__Prompt__
Return the records exactly as they are.

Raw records
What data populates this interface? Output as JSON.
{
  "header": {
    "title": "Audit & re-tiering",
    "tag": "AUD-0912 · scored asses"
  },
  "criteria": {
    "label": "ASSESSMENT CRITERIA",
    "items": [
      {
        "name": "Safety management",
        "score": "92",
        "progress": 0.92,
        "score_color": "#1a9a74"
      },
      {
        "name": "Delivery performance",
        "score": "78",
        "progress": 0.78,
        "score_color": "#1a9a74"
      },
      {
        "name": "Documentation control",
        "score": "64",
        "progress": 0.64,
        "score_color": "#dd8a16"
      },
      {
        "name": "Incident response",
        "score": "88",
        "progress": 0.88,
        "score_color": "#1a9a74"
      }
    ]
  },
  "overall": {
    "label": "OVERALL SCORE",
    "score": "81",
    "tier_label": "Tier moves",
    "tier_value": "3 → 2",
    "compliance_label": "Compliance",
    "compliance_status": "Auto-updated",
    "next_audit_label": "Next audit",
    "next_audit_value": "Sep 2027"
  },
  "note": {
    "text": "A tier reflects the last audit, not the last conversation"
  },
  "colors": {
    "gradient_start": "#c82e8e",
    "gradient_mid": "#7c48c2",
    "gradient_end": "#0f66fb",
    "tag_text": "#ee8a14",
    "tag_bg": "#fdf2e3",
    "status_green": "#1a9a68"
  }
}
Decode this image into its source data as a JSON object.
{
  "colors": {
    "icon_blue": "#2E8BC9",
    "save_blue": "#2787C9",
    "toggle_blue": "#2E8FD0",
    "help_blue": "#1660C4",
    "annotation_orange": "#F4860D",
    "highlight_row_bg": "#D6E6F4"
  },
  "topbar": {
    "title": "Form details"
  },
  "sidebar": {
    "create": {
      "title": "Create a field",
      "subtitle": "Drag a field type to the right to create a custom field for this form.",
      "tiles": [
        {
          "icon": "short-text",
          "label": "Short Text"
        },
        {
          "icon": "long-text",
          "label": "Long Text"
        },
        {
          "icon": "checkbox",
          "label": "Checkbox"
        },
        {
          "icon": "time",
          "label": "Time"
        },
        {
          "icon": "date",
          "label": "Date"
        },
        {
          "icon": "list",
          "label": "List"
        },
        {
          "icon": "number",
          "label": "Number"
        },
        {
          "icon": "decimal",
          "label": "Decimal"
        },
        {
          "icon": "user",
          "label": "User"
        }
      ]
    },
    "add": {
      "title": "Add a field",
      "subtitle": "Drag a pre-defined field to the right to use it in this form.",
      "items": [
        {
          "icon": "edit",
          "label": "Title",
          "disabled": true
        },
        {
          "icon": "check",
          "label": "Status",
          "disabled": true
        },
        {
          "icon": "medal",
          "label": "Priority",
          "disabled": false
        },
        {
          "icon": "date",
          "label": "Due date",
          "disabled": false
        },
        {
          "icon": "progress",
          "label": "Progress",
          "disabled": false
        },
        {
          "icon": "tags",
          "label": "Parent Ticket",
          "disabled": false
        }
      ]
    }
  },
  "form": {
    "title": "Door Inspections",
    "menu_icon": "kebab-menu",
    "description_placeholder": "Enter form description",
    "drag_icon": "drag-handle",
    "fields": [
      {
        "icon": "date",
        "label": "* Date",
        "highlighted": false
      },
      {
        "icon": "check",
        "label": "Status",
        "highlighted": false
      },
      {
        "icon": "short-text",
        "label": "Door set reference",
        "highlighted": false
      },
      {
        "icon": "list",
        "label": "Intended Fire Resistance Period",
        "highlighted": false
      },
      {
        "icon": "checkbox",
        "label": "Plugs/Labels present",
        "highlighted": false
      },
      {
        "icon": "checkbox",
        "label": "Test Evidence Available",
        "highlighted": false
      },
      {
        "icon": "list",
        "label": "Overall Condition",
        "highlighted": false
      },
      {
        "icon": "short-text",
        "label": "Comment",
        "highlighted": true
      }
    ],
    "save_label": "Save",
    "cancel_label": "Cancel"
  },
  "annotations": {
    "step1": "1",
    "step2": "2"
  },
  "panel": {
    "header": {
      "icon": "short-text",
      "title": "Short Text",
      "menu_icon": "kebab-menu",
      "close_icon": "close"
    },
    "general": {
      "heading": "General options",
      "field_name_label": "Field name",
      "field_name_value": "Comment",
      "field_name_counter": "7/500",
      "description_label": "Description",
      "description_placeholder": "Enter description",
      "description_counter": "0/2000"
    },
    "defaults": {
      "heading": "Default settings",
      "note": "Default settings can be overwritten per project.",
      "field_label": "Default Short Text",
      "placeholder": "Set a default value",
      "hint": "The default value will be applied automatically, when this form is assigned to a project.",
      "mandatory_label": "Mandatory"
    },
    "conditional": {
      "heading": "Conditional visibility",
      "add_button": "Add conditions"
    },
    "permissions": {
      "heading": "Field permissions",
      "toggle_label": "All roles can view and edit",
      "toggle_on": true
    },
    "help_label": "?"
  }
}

__Written answer__
What data populates this interface? Output as JSON.
{
  "header": {
    "title": "Audit & re-tiering",
    "tag": "AUD-0912 · scored asses"
  },
  "criteria": {
    "label": "ASSESSMENT CRITERIA",
    "items": [
      {
        "name": "Safety management",
        "score": "92",
        "progress": 0.92,
        "score_color": "#1a9a74"
      },
      {
        "name": "Delivery performance",
        "score": "78",
        "progress": 0.78,
        "score_color": "#1a9a74"
      },
      {
        "name": "Documentation control",
        "score": "64",
        "progress": 0.64,
        "score_color": "#dd8a16"
      },
      {
        "name": "Incident response",
        "score": "88",
        "progress": 0.88,
        "score_color": "#1a9a74"
      }
    ]
  },
  "overall": {
    "label": "OVERALL SCORE",
    "score": "81",
    "tier_label": "Tier moves",
    "tier_value": "3 → 2",
    "compliance_label": "Compliance",
    "compliance_status": "Auto-updated",
    "next_audit_label": "Next audit",
    "next_audit_value": "Sep 2027"
  },
  "note": {
    "text": "A tier reflects the last audit, not the last conversation"
  },
  "colors": {
    "gradient_start": "#c82e8e",
    "gradient_mid": "#7c48c2",
    "gradient_end": "#0f66fb",
    "tag_text": "#ee8a14",
    "tag_bg": "#fdf2e3",
    "status_green": "#1a9a68"
  }
}
Decode this image into its source data as a JSON object.
{
  "colors": {
    "icon_blue": "#2E8BC9",
    "save_blue": "#2787C9",
    "toggle_blue": "#2E8FD0",
    "help_blue": "#1660C4",
    "annotation_orange": "#F4860D",
    "highlight_row_bg": "#D6E6F4"
  },
  "topbar": {
    "title": "Form details"
  },
  "sidebar": {
    "create": {
      "title": "Create a field",
      "subtitle": "Drag a field type to the right to create a custom field for this form.",
      "tiles": [
        {
          "icon": "short-text",
          "label": "Short Text"
        },
        {
          "icon": "long-text",
          "label": "Long Text"
        },
        {
          "icon": "checkbox",
          "label": "Checkbox"
        },
        {
          "icon": "time",
          "label": "Time"
        },
        {
          "icon": "date",
          "label": "Date"
        },
        {
          "icon": "list",
          "label": "List"
        },
        {
          "icon": "number",
          "label": "Number"
        },
        {
          "icon": "decimal",
          "label": "Decimal"
        },
        {
          "icon": "user",
          "label": "User"
        }
      ]
    },
    "add": {
      "title": "Add a field",
      "subtitle": "Drag a pre-defined field to the right to use it in this form.",
      "items": [
        {
          "icon": "edit",
          "label": "Title",
          "disabled": true
        },
        {
          "icon": "check",
          "label": "Status",
          "disabled": true
        },
        {
          "icon": "medal",
          "label": "Priority",
          "disabled": false
        },
        {
          "icon": "date",
          "label": "Due date",
          "disabled": false
        },
        {
          "icon": "progress",
          "label": "Progress",
          "disabled": false
        },
        {
          "icon": "tags",
          "label": "Parent Ticket",
          "disabled": false
        }
      ]
    }
  },
  "form": {
    "title": "Door Inspections",
    "menu_icon": "kebab-menu",
    "description_placeholder": "Enter form description",
    "drag_icon": "drag-handle",
    "fields": [
      {
        "icon": "date",
        "label": "* Date",
        "highlighted": false
      },
      {
        "icon": "check",
        "label": "Status",
        "highlighted": false
      },
      {
        "icon": "short-text",
        "label": "Door set reference",
        "highlighted": false
      },
      {
        "icon": "list",
        "label": "Intended Fire Resistance Period",
        "highlighted": false
      },
      {
        "icon": "checkbox",
        "label": "Plugs/Labels present",
        "highlighted": false
      },
      {
        "icon": "checkbox",
        "label": "Test Evidence Available",
        "highlighted": false
      },
      {
        "icon": "list",
        "label": "Overall Condition",
        "highlighted": false
      },
      {
        "icon": "short-text",
        "label": "Comment",
        "highlighted": true
      }
    ],
    "save_label": "Save",
    "cancel_label": "Cancel"
  },
  "annotations": {
    "step1": "1",
    "step2": "2"
  },
  "panel": {
    "header": {
      "icon": "short-text",
      "title": "Short Text",
      "menu_icon": "kebab-menu",
      "close_icon": "close"
    },
    "general": {
      "heading": "General options",
      "field_name_label": "Field name",
      "field_name_value": "Comment",
      "field_name_counter": "7/500",
      "description_label": "Description",
      "description_placeholder": "Enter description",
      "description_counter": "0/2000"
    },
    "defaults": {
      "heading": "Default settings",
      "note": "Default settings can be overwritten per project.",
      "field_label": "Default Short Text",
      "placeholder": "Set a default value",
      "hint": "The default value will be applied automatically, when this form is assigned to a project.",
      "mandatory_label": "Mandatory"
    },
    "conditional": {
      "heading": "Conditional visibility",
      "add_button": "Add conditions"
    },
    "permissions": {
      "heading": "Field permissions",
      "toggle_label": "All roles can view and edit",
      "toggle_on": true
    },
    "help_label": "?"
  }
}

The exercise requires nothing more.